Set task — Check each line of the listing below for the string "JSON", and copy the ones that have it.

Source data —
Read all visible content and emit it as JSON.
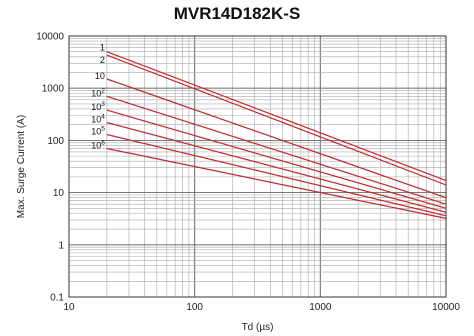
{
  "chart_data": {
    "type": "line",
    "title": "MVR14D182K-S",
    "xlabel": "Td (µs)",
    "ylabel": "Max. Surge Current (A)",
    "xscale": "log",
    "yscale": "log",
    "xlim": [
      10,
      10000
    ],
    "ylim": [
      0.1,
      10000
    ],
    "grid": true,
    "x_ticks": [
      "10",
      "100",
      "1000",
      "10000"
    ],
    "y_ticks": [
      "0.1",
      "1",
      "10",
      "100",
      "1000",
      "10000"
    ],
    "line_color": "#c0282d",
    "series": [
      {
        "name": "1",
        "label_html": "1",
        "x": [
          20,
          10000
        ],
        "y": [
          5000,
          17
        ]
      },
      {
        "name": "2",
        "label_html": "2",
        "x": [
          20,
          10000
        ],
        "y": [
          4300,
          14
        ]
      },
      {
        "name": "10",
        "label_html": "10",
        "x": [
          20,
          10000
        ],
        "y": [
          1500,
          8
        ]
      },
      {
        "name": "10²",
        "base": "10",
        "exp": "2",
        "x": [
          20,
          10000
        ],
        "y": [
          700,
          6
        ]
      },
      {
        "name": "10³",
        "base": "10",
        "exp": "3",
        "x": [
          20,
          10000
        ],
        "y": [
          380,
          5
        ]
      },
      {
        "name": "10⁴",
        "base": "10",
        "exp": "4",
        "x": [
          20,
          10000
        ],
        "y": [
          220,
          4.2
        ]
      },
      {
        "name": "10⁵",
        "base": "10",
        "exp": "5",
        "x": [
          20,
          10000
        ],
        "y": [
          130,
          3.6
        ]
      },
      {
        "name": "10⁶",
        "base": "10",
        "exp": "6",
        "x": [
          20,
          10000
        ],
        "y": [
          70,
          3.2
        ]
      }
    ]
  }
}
==
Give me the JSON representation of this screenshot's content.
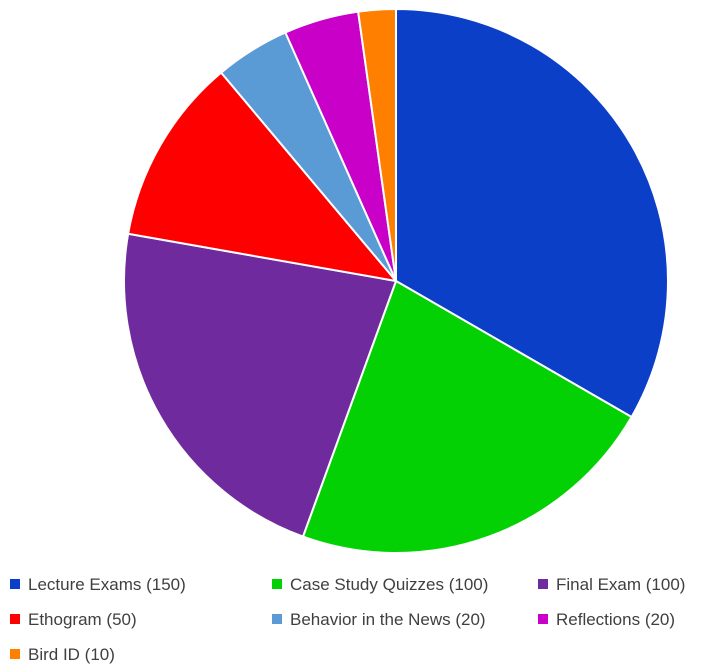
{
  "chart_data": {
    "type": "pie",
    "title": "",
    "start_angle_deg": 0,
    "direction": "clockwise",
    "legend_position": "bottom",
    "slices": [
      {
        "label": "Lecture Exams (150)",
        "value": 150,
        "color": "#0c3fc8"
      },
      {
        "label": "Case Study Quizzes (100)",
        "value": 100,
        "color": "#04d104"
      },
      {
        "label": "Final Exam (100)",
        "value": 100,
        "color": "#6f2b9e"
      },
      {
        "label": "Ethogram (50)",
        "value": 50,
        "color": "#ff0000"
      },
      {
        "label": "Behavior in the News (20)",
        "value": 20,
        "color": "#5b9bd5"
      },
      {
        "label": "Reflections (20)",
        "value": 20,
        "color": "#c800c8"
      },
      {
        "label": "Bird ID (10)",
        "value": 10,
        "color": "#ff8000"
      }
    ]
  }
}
--
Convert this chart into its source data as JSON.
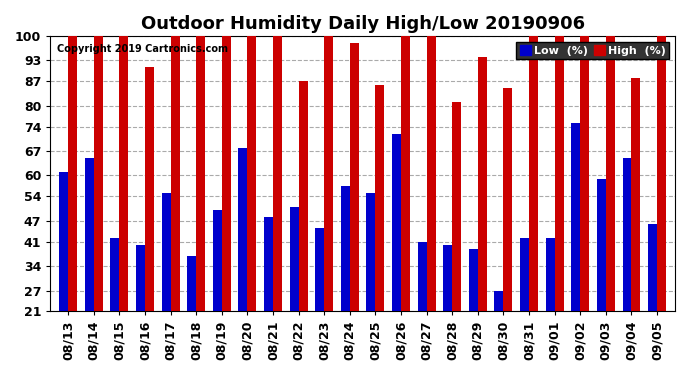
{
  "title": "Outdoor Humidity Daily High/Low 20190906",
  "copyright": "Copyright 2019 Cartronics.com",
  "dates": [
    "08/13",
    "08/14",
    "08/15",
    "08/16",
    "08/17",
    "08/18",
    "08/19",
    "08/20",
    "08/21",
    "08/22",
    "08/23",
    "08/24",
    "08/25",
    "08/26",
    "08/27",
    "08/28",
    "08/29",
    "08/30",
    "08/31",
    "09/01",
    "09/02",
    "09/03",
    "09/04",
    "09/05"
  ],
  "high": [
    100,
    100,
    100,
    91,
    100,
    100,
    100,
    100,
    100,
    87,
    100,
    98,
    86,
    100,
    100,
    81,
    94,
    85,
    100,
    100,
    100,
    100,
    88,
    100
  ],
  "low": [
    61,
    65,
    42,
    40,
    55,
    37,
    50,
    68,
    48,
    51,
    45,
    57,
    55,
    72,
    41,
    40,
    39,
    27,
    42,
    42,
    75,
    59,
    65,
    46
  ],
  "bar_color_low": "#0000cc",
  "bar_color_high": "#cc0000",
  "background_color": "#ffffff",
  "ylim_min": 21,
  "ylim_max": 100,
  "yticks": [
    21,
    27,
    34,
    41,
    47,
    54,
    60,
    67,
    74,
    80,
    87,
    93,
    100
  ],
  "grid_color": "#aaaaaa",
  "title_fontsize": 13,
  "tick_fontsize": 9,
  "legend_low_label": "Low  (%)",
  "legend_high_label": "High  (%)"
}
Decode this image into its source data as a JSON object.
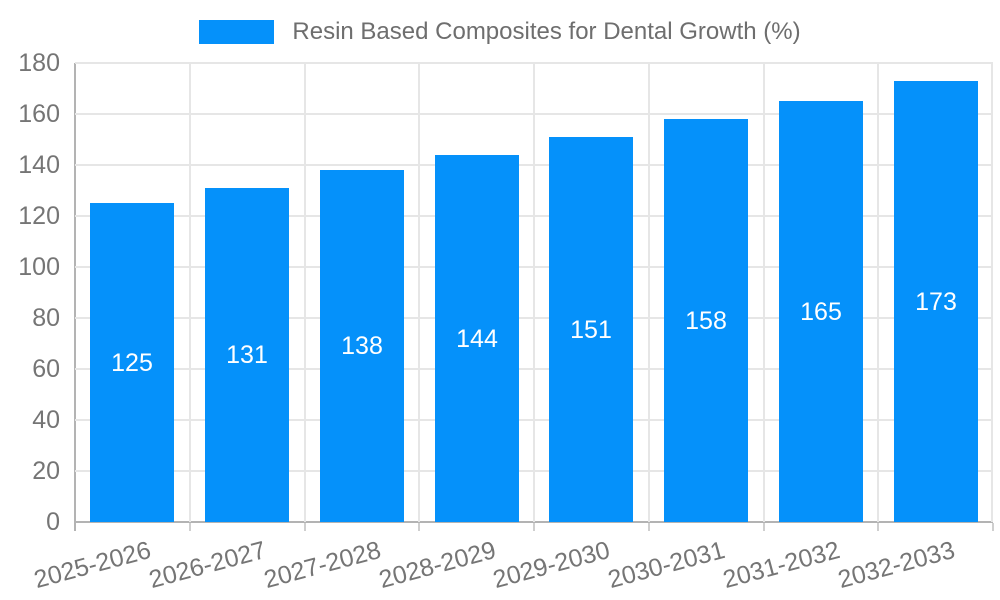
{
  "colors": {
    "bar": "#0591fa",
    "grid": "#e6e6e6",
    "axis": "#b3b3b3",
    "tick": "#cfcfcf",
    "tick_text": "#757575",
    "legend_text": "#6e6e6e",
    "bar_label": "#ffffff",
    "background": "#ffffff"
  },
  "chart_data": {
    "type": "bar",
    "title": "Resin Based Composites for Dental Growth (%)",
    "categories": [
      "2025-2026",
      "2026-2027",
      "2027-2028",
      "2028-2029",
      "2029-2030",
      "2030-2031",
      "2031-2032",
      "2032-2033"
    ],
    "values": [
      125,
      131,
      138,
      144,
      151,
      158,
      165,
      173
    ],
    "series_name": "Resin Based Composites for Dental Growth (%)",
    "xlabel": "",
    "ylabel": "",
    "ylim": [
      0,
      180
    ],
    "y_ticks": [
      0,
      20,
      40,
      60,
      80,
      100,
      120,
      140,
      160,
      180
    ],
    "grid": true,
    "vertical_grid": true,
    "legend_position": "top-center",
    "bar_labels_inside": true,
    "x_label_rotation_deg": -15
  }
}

Response to this task —
Read all visible content and emit it as JSON.
Give me the JSON representation of this screenshot's content.
Convert this chart into its source data as JSON.
Decode this image into its source data as a JSON object.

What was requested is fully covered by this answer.